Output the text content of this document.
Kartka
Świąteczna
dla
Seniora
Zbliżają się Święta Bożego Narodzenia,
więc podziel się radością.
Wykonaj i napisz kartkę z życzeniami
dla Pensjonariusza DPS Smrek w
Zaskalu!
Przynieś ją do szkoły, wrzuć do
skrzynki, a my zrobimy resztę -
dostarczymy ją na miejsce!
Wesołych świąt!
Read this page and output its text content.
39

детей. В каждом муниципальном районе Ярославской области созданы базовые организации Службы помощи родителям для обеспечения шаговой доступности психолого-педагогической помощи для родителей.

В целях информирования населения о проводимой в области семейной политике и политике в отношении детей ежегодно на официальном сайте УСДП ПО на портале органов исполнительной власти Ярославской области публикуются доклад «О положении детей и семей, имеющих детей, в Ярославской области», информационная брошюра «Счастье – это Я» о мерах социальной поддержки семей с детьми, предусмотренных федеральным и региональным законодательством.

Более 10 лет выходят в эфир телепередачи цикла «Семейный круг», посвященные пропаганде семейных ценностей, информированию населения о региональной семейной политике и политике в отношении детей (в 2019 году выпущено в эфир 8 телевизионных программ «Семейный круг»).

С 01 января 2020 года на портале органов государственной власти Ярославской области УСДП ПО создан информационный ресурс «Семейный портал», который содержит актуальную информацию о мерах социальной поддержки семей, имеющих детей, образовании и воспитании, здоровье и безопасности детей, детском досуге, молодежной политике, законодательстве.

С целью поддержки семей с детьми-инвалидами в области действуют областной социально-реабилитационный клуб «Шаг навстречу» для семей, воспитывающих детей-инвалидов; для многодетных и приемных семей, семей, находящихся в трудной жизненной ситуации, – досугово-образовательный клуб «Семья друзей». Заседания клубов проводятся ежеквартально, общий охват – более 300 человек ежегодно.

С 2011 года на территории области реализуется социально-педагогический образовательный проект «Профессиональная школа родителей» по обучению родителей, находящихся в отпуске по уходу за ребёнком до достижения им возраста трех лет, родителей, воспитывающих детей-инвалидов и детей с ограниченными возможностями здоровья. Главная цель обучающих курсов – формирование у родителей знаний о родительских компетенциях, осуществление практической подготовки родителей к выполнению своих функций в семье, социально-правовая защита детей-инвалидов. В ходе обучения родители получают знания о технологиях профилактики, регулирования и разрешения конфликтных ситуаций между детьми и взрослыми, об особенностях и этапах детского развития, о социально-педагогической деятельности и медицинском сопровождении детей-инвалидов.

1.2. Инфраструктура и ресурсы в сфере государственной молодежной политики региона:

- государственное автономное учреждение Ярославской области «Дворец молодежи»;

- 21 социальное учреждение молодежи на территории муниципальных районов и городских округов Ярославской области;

## EXERCISE
Identify each line in the records above containing the word "мерах"; copy those lines.

## RESPONSE TO THIS EXERCISE
В целях информирования населения о проводимой в области семейной политике и политике в отношении детей ежегодно на официальном сайте УСДП ПО на портале органов исполнительной власти Ярославской области публикуются доклад «О положении детей и семей, имеющих детей, в Ярославской области», информационная брошюра «Счастье – это Я» о мерах социальной поддержки семей с детьми, предусмотренных федеральным и региональным законодательством.
С 01 января 2020 года на портале органов государственной власти Ярославской области УСДП ПО создан информационный ресурс «Семейный портал», который содержит актуальную информацию о мерах социальной поддержки семей, имеющих детей, образовании и воспитании, здоровье и безопасности детей, детском досуге, молодежной политике, законодательстве.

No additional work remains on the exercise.